◆ SUPPLIED PASSAGE:
It is noticeable to see that the Federal Reserve’s responses to the crisis have been aggressive, theoretical and accountable. Including the unconventional monetary policy such as LSAP, Large Scale Asset Purchase Program, their easing policies have followed systematically a response function, which is a derivative of the Taylor rule, Year 99 version of the monetary policy rule. After years, we have got an accumulation of the historical data and it is possible now to estimate how effective their quantitative easing is and they are following the Year 99 rule. This denotes that the Federal Reserve’s monetary policies during the crisis era have been theoretical and very accountable. This means that the monetary authority can cope with a similar crisis in the future.

◆ TASKS FOR THIS EXERCISE:
(1) Reproduce the stretch of the Federal Reserve passage from "It is noticeable" through "in the future.".
(2) In the passage on the Federal Reserve's crisis response, what does LSAP stand for?
(3) Carry on the passage about the Federal Reserve's crisis policies past its final sentence.

◆ ENTRIES:
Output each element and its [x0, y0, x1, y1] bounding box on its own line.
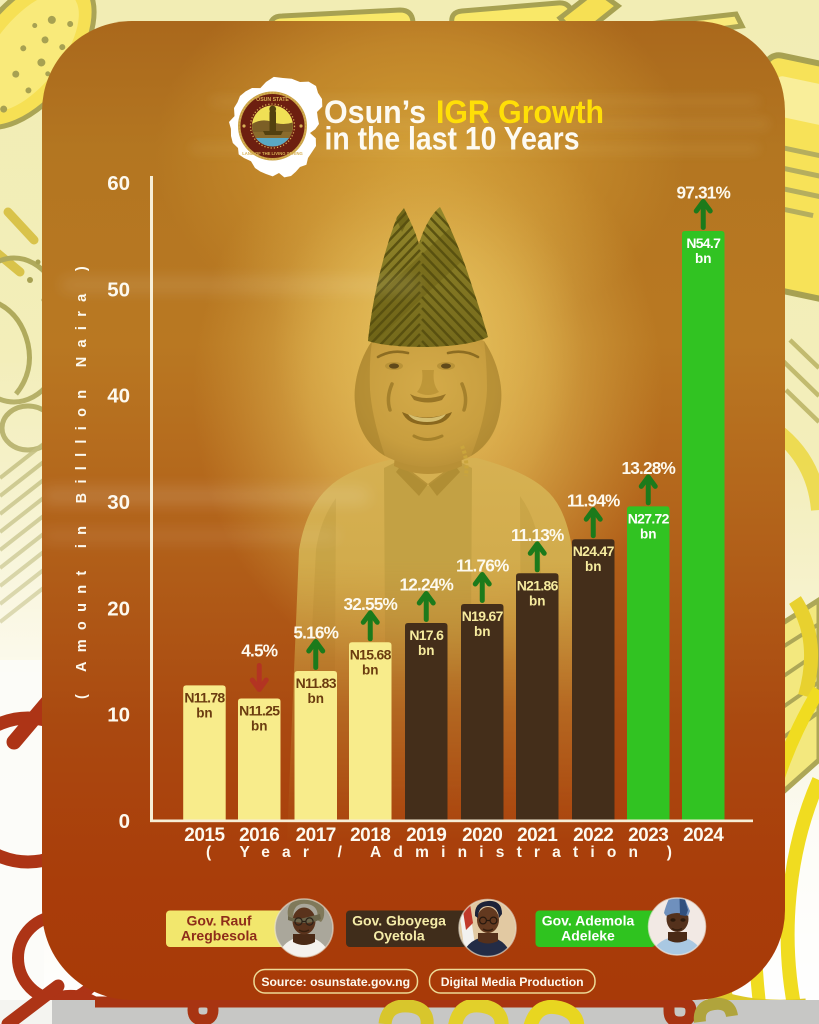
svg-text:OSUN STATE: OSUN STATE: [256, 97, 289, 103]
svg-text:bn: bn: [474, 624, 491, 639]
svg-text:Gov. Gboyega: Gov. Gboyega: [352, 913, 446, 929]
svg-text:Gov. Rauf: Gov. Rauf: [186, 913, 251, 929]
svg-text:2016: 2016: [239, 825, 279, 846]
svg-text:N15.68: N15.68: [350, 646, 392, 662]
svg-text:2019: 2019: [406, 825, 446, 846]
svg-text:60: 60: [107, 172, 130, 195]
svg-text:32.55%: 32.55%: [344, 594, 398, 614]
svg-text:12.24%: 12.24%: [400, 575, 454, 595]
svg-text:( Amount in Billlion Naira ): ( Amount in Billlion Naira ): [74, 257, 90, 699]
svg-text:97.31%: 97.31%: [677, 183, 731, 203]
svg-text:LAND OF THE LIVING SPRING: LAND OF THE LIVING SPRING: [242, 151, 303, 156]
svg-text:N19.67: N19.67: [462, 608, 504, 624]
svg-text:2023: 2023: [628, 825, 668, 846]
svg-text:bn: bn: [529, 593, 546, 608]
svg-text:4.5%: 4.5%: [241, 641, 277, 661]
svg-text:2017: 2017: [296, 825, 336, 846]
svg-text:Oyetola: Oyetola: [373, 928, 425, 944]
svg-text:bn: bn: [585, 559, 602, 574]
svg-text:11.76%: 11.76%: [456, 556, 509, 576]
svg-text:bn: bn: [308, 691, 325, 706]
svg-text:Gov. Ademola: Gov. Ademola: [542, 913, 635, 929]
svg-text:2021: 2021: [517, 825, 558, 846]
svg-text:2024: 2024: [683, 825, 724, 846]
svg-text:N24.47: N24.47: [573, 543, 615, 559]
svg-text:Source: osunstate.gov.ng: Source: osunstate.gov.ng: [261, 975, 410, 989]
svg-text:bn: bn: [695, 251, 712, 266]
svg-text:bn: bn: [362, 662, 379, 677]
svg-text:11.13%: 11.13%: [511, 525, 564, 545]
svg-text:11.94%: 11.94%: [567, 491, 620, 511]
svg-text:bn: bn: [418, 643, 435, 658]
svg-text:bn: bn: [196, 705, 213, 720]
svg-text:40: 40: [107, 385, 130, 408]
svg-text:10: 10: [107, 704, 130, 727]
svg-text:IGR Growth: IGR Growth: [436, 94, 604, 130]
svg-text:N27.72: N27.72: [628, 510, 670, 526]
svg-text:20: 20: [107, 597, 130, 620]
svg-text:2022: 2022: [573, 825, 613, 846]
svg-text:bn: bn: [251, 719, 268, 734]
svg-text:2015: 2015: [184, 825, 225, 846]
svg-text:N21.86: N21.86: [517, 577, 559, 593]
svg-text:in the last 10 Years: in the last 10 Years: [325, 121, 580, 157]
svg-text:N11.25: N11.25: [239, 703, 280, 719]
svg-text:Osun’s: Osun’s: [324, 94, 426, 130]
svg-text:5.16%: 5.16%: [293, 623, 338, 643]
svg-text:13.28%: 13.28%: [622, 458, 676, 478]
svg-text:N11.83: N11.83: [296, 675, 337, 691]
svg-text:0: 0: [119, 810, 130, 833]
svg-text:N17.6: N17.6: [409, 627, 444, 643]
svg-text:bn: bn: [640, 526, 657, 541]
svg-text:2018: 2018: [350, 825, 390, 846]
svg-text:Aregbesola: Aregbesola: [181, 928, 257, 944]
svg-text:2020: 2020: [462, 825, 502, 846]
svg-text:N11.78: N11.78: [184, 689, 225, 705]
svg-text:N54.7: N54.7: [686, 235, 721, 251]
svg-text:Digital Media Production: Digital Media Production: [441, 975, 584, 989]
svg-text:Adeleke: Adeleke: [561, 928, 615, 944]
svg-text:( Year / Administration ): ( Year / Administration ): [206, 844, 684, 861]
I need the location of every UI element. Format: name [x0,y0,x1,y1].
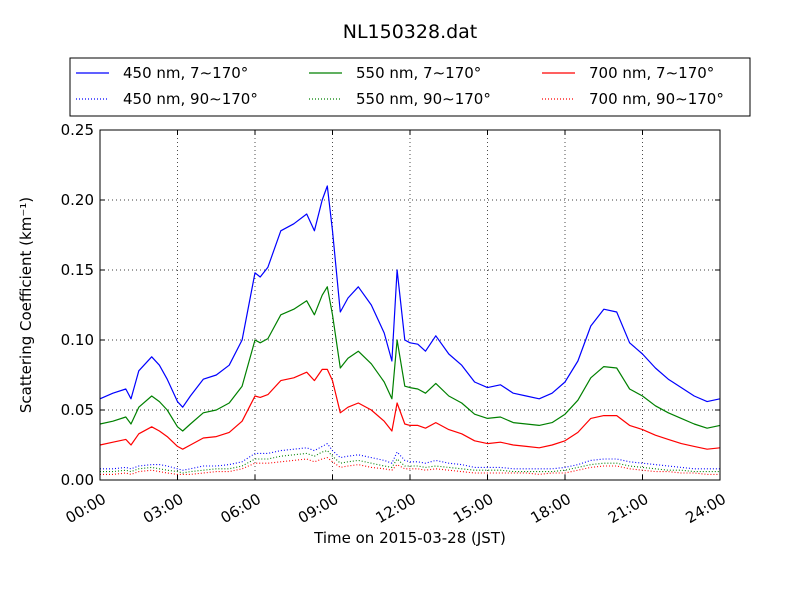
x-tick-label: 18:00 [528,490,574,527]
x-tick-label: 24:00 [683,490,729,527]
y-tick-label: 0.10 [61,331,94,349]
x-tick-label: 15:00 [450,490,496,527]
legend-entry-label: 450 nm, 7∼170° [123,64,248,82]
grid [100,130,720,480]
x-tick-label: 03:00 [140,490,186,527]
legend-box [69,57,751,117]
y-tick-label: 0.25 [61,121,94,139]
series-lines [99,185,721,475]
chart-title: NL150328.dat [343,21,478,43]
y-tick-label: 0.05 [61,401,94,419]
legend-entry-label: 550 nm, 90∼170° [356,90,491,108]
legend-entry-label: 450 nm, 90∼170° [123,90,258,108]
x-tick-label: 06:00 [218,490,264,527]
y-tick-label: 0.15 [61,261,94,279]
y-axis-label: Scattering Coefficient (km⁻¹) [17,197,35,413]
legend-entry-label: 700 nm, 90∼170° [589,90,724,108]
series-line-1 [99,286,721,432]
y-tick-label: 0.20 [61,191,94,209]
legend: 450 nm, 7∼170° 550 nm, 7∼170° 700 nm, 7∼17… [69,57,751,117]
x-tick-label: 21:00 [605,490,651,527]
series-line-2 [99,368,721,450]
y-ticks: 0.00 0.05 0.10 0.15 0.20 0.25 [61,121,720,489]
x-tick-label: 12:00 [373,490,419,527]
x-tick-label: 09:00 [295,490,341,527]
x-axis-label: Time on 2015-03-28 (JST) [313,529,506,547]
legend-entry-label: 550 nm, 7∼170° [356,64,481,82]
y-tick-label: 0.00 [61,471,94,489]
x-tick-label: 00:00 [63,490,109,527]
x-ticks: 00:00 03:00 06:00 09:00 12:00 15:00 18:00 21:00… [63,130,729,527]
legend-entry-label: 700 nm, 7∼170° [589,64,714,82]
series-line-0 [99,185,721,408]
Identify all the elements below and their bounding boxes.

◆ THE RESPONSES:
(1)
It is noticeable to see that the Federal Reserve’s responses to the crisis have been aggressive, theoretical and accountable. Including the unconventional monetary policy such as LSAP, Large Scale Asset Purchase Program, their easing policies have followed systematically a response function, which is a derivative of the Taylor rule, Year 99 version of the monetary policy rule. After years, we have got an accumulation of the historical data and it is possible now to estimate how effective their quantitative easing is and they are following the Year 99 rule. This denotes that the Federal Reserve’s monetary policies during the crisis era have been theoretical and very accountable. This means that the monetary authority can cope with a similar crisis in the future.

(2) Large Scale Asset Purchase Program

(3)
The European authorities have responded the crisis substantially. Comparing the U.S., it was not successful for the European authorities to stabilize the economic fluctuations and the recession has come. This poor outcome may be coming from the nature of European integration. The EMU doesn’t have the united power to handle all of economic policies simultaneously and the biggest concern has been how to finance the unintended debt of fiscal failure. Stabilizing the economic fluctuations has not been the first priority. It is the era of flat Phillips curve and stabilizing inflation doesn’t mean stabilizing the economic fluctuation directly. In the past it was possible to say that stabilizing inflation rate will be followed by the economic stability and sustainable economic growth. It may not be true under the current flat Phillips curve era.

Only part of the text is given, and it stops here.